Given request —
Will you extract the entries word for word? Images should not appear in the copy.

Records supplied —

☆ ☆ ☆

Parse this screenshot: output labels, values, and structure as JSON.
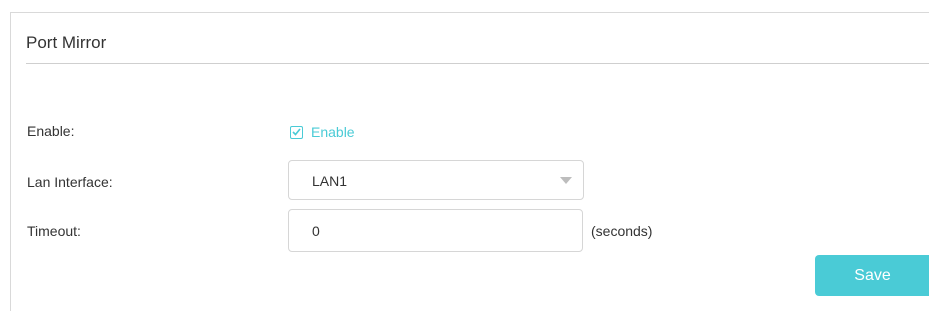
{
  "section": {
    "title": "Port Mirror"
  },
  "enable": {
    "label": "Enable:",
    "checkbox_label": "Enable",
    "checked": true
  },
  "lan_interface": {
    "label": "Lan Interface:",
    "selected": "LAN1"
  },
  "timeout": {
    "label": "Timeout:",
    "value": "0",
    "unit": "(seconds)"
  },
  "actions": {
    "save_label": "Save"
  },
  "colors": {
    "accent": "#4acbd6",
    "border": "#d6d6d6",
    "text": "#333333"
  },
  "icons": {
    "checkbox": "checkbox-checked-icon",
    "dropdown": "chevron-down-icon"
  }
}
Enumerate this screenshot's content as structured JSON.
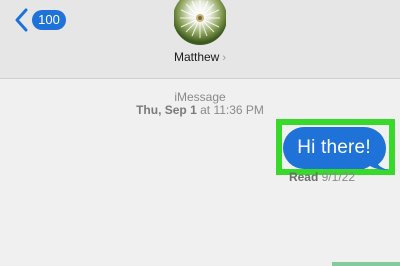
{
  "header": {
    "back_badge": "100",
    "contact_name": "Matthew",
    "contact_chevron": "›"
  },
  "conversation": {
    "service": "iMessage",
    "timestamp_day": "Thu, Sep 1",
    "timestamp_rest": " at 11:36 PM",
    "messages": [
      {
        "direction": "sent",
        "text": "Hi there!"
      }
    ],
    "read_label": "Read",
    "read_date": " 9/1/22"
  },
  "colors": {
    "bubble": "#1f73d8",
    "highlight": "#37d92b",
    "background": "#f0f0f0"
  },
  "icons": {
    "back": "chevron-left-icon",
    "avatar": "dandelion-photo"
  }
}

☆ ☆ ☆

Solution to this problem —
Parse this screenshot: output labels, values, and structure as JSON.
{
  "section": {
    "title": "Port Mirror"
  },
  "enable": {
    "label": "Enable:",
    "checkbox_label": "Enable",
    "checked": true
  },
  "lan_interface": {
    "label": "Lan Interface:",
    "selected": "LAN1"
  },
  "timeout": {
    "label": "Timeout:",
    "value": "0",
    "unit": "(seconds)"
  },
  "actions": {
    "save_label": "Save"
  },
  "colors": {
    "accent": "#4acbd6",
    "border": "#d6d6d6",
    "text": "#333333"
  },
  "icons": {
    "checkbox": "checkbox-checked-icon",
    "dropdown": "chevron-down-icon"
  }
}
Enumerate this screenshot's content as structured JSON.
{
  "header": {
    "back_badge": "100",
    "contact_name": "Matthew",
    "contact_chevron": "›"
  },
  "conversation": {
    "service": "iMessage",
    "timestamp_day": "Thu, Sep 1",
    "timestamp_rest": " at 11:36 PM",
    "messages": [
      {
        "direction": "sent",
        "text": "Hi there!"
      }
    ],
    "read_label": "Read",
    "read_date": " 9/1/22"
  },
  "colors": {
    "bubble": "#1f73d8",
    "highlight": "#37d92b",
    "background": "#f0f0f0"
  },
  "icons": {
    "back": "chevron-left-icon",
    "avatar": "dandelion-photo"
  }
}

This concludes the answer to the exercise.